/---
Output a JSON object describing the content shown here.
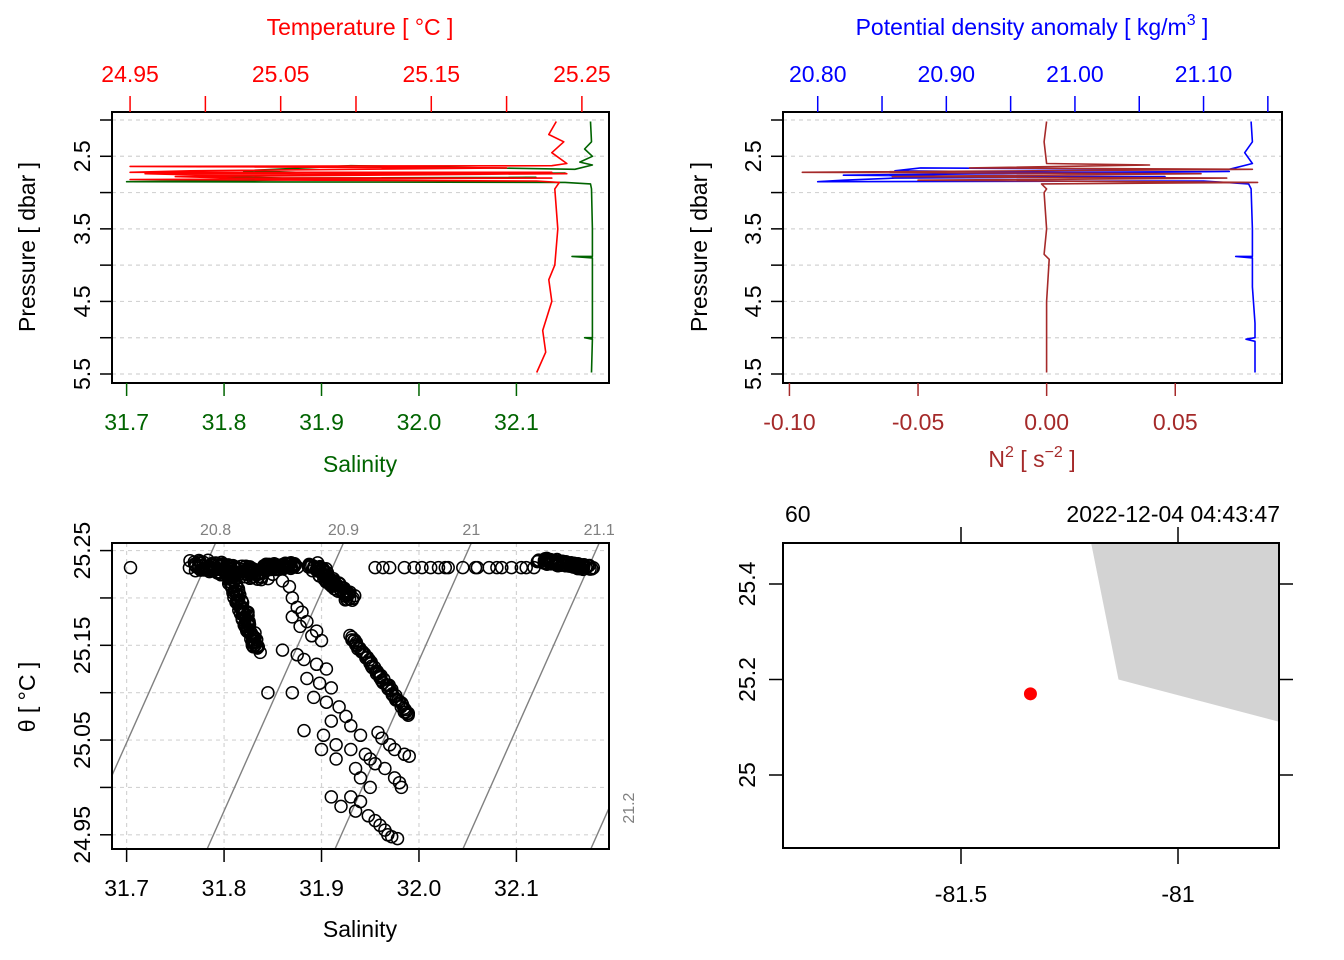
{
  "chart_data": [
    {
      "id": "ts_profile",
      "type": "line",
      "title": "",
      "ylabel": "Pressure [ dbar ]",
      "ylim": [
        2.0,
        5.5
      ],
      "y_reversed": true,
      "y_ticks": [
        2.0,
        2.5,
        3.0,
        3.5,
        4.0,
        4.5,
        5.0,
        5.5
      ],
      "y_tick_labels": [
        "",
        "2.5",
        "",
        "3.5",
        "",
        "4.5",
        "",
        "5.5"
      ],
      "grid": true,
      "bottom_axis": {
        "label": "Salinity",
        "color": "#006400",
        "range": [
          31.685,
          32.195
        ],
        "ticks": [
          31.7,
          31.8,
          31.9,
          32.0,
          32.1
        ],
        "tick_labels": [
          "31.7",
          "31.8",
          "31.9",
          "32.0",
          "32.1"
        ]
      },
      "top_axis": {
        "label": "Temperature [ °C ]",
        "color": "#ff0000",
        "range": [
          24.938,
          25.268
        ],
        "ticks": [
          24.95,
          25.0,
          25.05,
          25.1,
          25.15,
          25.2,
          25.25
        ],
        "tick_labels": [
          "24.95",
          "",
          "25.05",
          "",
          "25.15",
          "",
          "25.25"
        ]
      },
      "series": [
        {
          "name": "Salinity",
          "color": "#006400",
          "axis": "bottom",
          "points": [
            [
              32.176,
              2.02
            ],
            [
              32.177,
              2.3
            ],
            [
              32.17,
              2.4
            ],
            [
              32.178,
              2.5
            ],
            [
              32.165,
              2.58
            ],
            [
              32.178,
              2.62
            ],
            [
              32.16,
              2.68
            ],
            [
              31.93,
              2.63
            ],
            [
              31.82,
              2.7
            ],
            [
              31.9,
              2.73
            ],
            [
              32.0,
              2.75
            ],
            [
              32.15,
              2.73
            ],
            [
              31.87,
              2.76
            ],
            [
              31.8,
              2.78
            ],
            [
              31.86,
              2.8
            ],
            [
              32.12,
              2.79
            ],
            [
              31.88,
              2.82
            ],
            [
              31.84,
              2.83
            ],
            [
              31.7,
              2.85
            ],
            [
              32.15,
              2.86
            ],
            [
              32.176,
              2.88
            ],
            [
              32.177,
              2.95
            ],
            [
              32.178,
              3.5
            ],
            [
              32.178,
              3.88
            ],
            [
              32.157,
              3.88
            ],
            [
              32.178,
              3.9
            ],
            [
              32.178,
              4.2
            ],
            [
              32.178,
              4.6
            ],
            [
              32.178,
              5.0
            ],
            [
              32.17,
              5.0
            ],
            [
              32.178,
              5.02
            ],
            [
              32.177,
              5.48
            ]
          ]
        },
        {
          "name": "Temperature",
          "color": "#ff0000",
          "axis": "top",
          "points": [
            [
              25.233,
              2.02
            ],
            [
              25.228,
              2.2
            ],
            [
              25.238,
              2.3
            ],
            [
              25.23,
              2.45
            ],
            [
              25.24,
              2.6
            ],
            [
              25.23,
              2.63
            ],
            [
              24.95,
              2.64
            ],
            [
              25.2,
              2.66
            ],
            [
              24.99,
              2.7
            ],
            [
              24.95,
              2.72
            ],
            [
              25.23,
              2.72
            ],
            [
              24.96,
              2.74
            ],
            [
              25.0,
              2.76
            ],
            [
              25.24,
              2.74
            ],
            [
              24.98,
              2.78
            ],
            [
              25.02,
              2.8
            ],
            [
              25.23,
              2.8
            ],
            [
              24.95,
              2.82
            ],
            [
              25.22,
              2.84
            ],
            [
              25.235,
              2.86
            ],
            [
              25.232,
              2.95
            ],
            [
              25.234,
              3.5
            ],
            [
              25.232,
              4.0
            ],
            [
              25.228,
              4.2
            ],
            [
              25.23,
              4.5
            ],
            [
              25.224,
              4.9
            ],
            [
              25.226,
              5.2
            ],
            [
              25.22,
              5.48
            ]
          ]
        }
      ]
    },
    {
      "id": "density_n2_profile",
      "type": "line",
      "title": "",
      "ylabel": "Pressure [ dbar ]",
      "ylim": [
        2.0,
        5.5
      ],
      "y_reversed": true,
      "y_ticks": [
        2.0,
        2.5,
        3.0,
        3.5,
        4.0,
        4.5,
        5.0,
        5.5
      ],
      "y_tick_labels": [
        "",
        "2.5",
        "",
        "3.5",
        "",
        "4.5",
        "",
        "5.5"
      ],
      "grid": true,
      "bottom_axis": {
        "label_main": "N",
        "label_sup": "2",
        "label_rest": " [ s",
        "label_sup2": "−2",
        "label_end": " ]",
        "color": "#a52a2a",
        "range": [
          -0.1025,
          0.0915
        ],
        "ticks": [
          -0.1,
          -0.05,
          0.0,
          0.05
        ],
        "tick_labels": [
          "-0.10",
          "-0.05",
          "0.00",
          "0.05"
        ]
      },
      "top_axis": {
        "label_main": "Potential density anomaly [ kg/m",
        "label_sup": "3",
        "label_end": " ]",
        "color": "#0000ff",
        "range": [
          20.773,
          21.161
        ],
        "ticks": [
          20.8,
          20.85,
          20.9,
          20.95,
          21.0,
          21.05,
          21.1,
          21.15
        ],
        "tick_labels": [
          "20.80",
          "",
          "20.90",
          "",
          "21.00",
          "",
          "21.10",
          ""
        ]
      },
      "series": [
        {
          "name": "Potential density anomaly",
          "color": "#0000ff",
          "axis": "top",
          "points": [
            [
              21.137,
              2.02
            ],
            [
              21.138,
              2.3
            ],
            [
              21.132,
              2.45
            ],
            [
              21.138,
              2.6
            ],
            [
              21.12,
              2.68
            ],
            [
              21.06,
              2.68
            ],
            [
              20.88,
              2.66
            ],
            [
              20.86,
              2.7
            ],
            [
              20.99,
              2.72
            ],
            [
              21.12,
              2.71
            ],
            [
              20.88,
              2.75
            ],
            [
              20.82,
              2.76
            ],
            [
              20.95,
              2.78
            ],
            [
              21.07,
              2.78
            ],
            [
              20.86,
              2.8
            ],
            [
              20.82,
              2.83
            ],
            [
              20.8,
              2.85
            ],
            [
              21.1,
              2.84
            ],
            [
              21.135,
              2.88
            ],
            [
              21.137,
              2.95
            ],
            [
              21.138,
              3.5
            ],
            [
              21.138,
              3.88
            ],
            [
              21.125,
              3.88
            ],
            [
              21.138,
              3.9
            ],
            [
              21.138,
              4.3
            ],
            [
              21.14,
              4.8
            ],
            [
              21.14,
              5.0
            ],
            [
              21.133,
              5.02
            ],
            [
              21.14,
              5.05
            ],
            [
              21.14,
              5.48
            ]
          ]
        },
        {
          "name": "N2",
          "color": "#a52a2a",
          "axis": "bottom",
          "points": [
            [
              0.0,
              2.02
            ],
            [
              -0.001,
              2.3
            ],
            [
              0.0,
              2.6
            ],
            [
              0.04,
              2.62
            ],
            [
              -0.03,
              2.66
            ],
            [
              0.08,
              2.68
            ],
            [
              -0.095,
              2.72
            ],
            [
              0.06,
              2.74
            ],
            [
              -0.06,
              2.78
            ],
            [
              0.07,
              2.8
            ],
            [
              -0.05,
              2.83
            ],
            [
              0.082,
              2.86
            ],
            [
              -0.002,
              2.88
            ],
            [
              0.0,
              2.95
            ],
            [
              -0.001,
              3.0
            ],
            [
              0.0,
              3.5
            ],
            [
              -0.001,
              3.85
            ],
            [
              0.001,
              3.92
            ],
            [
              0.0,
              4.5
            ],
            [
              0.0,
              5.48
            ]
          ]
        }
      ]
    },
    {
      "id": "ts_diagram",
      "type": "scatter",
      "title": "",
      "xlabel": "Salinity",
      "ylabel": "θ [ °C ]",
      "xlim": [
        31.685,
        32.195
      ],
      "ylim": [
        24.935,
        25.258
      ],
      "x_ticks": [
        31.7,
        31.8,
        31.9,
        32.0,
        32.1
      ],
      "x_tick_labels": [
        "31.7",
        "31.8",
        "31.9",
        "32.0",
        "32.1"
      ],
      "y_ticks": [
        24.95,
        25.0,
        25.05,
        25.1,
        25.15,
        25.2,
        25.25
      ],
      "y_tick_labels": [
        "24.95",
        "",
        "25.05",
        "",
        "25.15",
        "",
        "25.25"
      ],
      "grid": true,
      "isopycnals": [
        {
          "label": "20.8",
          "sigma": 20.8
        },
        {
          "label": "20.9",
          "sigma": 20.9
        },
        {
          "label": "21",
          "sigma": 21.0
        },
        {
          "label": "21.1",
          "sigma": 21.1
        },
        {
          "label": "21.2",
          "sigma": 21.2
        }
      ],
      "isopycnal_color": "#808080",
      "point_color": "#000000",
      "clusters": [
        {
          "s": [
            31.77,
            31.84
          ],
          "t": [
            25.235,
            25.225
          ],
          "n": 120,
          "spread": 0.008,
          "note": "dense top-left mass"
        },
        {
          "s": [
            31.805,
            31.835
          ],
          "t": [
            25.225,
            25.145
          ],
          "n": 90,
          "spread": 0.004
        },
        {
          "s": [
            31.84,
            31.875
          ],
          "t": [
            25.232,
            25.235
          ],
          "n": 60,
          "spread": 0.004
        },
        {
          "s": [
            31.89,
            31.93
          ],
          "t": [
            25.236,
            25.2
          ],
          "n": 90,
          "spread": 0.005
        },
        {
          "s": [
            31.93,
            31.99
          ],
          "t": [
            25.16,
            25.075
          ],
          "n": 60,
          "spread": 0.002
        },
        {
          "s": [
            32.125,
            32.175
          ],
          "t": [
            25.24,
            25.232
          ],
          "n": 80,
          "spread": 0.004
        }
      ],
      "points": [
        [
          31.704,
          25.232
        ],
        [
          31.955,
          25.232
        ],
        [
          31.963,
          25.232
        ],
        [
          31.97,
          25.232
        ],
        [
          31.985,
          25.232
        ],
        [
          31.995,
          25.232
        ],
        [
          32.003,
          25.232
        ],
        [
          32.012,
          25.232
        ],
        [
          32.02,
          25.232
        ],
        [
          32.027,
          25.232
        ],
        [
          32.03,
          25.232
        ],
        [
          32.045,
          25.232
        ],
        [
          32.058,
          25.232
        ],
        [
          32.06,
          25.232
        ],
        [
          32.072,
          25.232
        ],
        [
          32.08,
          25.232
        ],
        [
          32.085,
          25.232
        ],
        [
          32.095,
          25.232
        ],
        [
          32.105,
          25.232
        ],
        [
          32.11,
          25.232
        ],
        [
          32.118,
          25.232
        ],
        [
          31.85,
          25.225
        ],
        [
          31.86,
          25.218
        ],
        [
          31.867,
          25.212
        ],
        [
          31.87,
          25.2
        ],
        [
          31.875,
          25.19
        ],
        [
          31.88,
          25.185
        ],
        [
          31.87,
          25.18
        ],
        [
          31.885,
          25.175
        ],
        [
          31.878,
          25.17
        ],
        [
          31.895,
          25.165
        ],
        [
          31.89,
          25.16
        ],
        [
          31.9,
          25.155
        ],
        [
          31.86,
          25.145
        ],
        [
          31.875,
          25.14
        ],
        [
          31.882,
          25.135
        ],
        [
          31.895,
          25.13
        ],
        [
          31.905,
          25.125
        ],
        [
          31.885,
          25.115
        ],
        [
          31.898,
          25.11
        ],
        [
          31.91,
          25.105
        ],
        [
          31.87,
          25.1
        ],
        [
          31.892,
          25.095
        ],
        [
          31.905,
          25.09
        ],
        [
          31.918,
          25.085
        ],
        [
          31.925,
          25.075
        ],
        [
          31.91,
          25.07
        ],
        [
          31.93,
          25.065
        ],
        [
          31.882,
          25.06
        ],
        [
          31.902,
          25.055
        ],
        [
          31.94,
          25.055
        ],
        [
          31.915,
          25.045
        ],
        [
          31.93,
          25.04
        ],
        [
          31.945,
          25.035
        ],
        [
          31.95,
          25.03
        ],
        [
          31.955,
          25.025
        ],
        [
          31.965,
          25.02
        ],
        [
          31.975,
          25.01
        ],
        [
          31.98,
          25.005
        ],
        [
          31.982,
          25.0
        ],
        [
          31.9,
          25.04
        ],
        [
          31.915,
          25.03
        ],
        [
          31.935,
          25.02
        ],
        [
          31.94,
          25.01
        ],
        [
          31.95,
          25.0
        ],
        [
          31.93,
          24.99
        ],
        [
          31.94,
          24.985
        ],
        [
          31.935,
          24.975
        ],
        [
          31.948,
          24.97
        ],
        [
          31.955,
          24.965
        ],
        [
          31.96,
          24.96
        ],
        [
          31.965,
          24.955
        ],
        [
          31.968,
          24.95
        ],
        [
          31.972,
          24.948
        ],
        [
          31.978,
          24.946
        ],
        [
          31.845,
          25.1
        ],
        [
          31.91,
          24.99
        ],
        [
          31.92,
          24.98
        ],
        [
          31.958,
          25.058
        ],
        [
          31.962,
          25.052
        ],
        [
          31.97,
          25.045
        ],
        [
          31.975,
          25.04
        ],
        [
          31.985,
          25.035
        ],
        [
          31.99,
          25.033
        ]
      ]
    },
    {
      "id": "station_map",
      "type": "scatter",
      "title": "",
      "top_label_left": "60",
      "top_label_right": "2022-12-04 04:43:47",
      "xlim": [
        -81.91,
        -80.74
      ],
      "ylim": [
        24.845,
        25.485
      ],
      "x_ticks": [
        -81.5,
        -81.0
      ],
      "x_tick_labels": [
        "-81.5",
        "-81"
      ],
      "y_ticks": [
        25.0,
        25.2,
        25.4
      ],
      "y_tick_labels": [
        "25",
        "25.2",
        "25.4"
      ],
      "land_color": "#d3d3d3",
      "land_polygon": [
        [
          -81.2,
          25.485
        ],
        [
          -81.137,
          25.2
        ],
        [
          -80.74,
          25.105
        ],
        [
          -80.74,
          25.485
        ]
      ],
      "station": {
        "lon": -81.34,
        "lat": 25.17,
        "color": "#ff0000"
      }
    }
  ]
}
\---
**WHAT NEEDS TO BE DONE:** Find all lines holding the string "Potential" and copy them.

**TASK OUTPUT:**
        "label_main": "Potential density anomaly [ kg/m",
          "name": "Potential density anomaly",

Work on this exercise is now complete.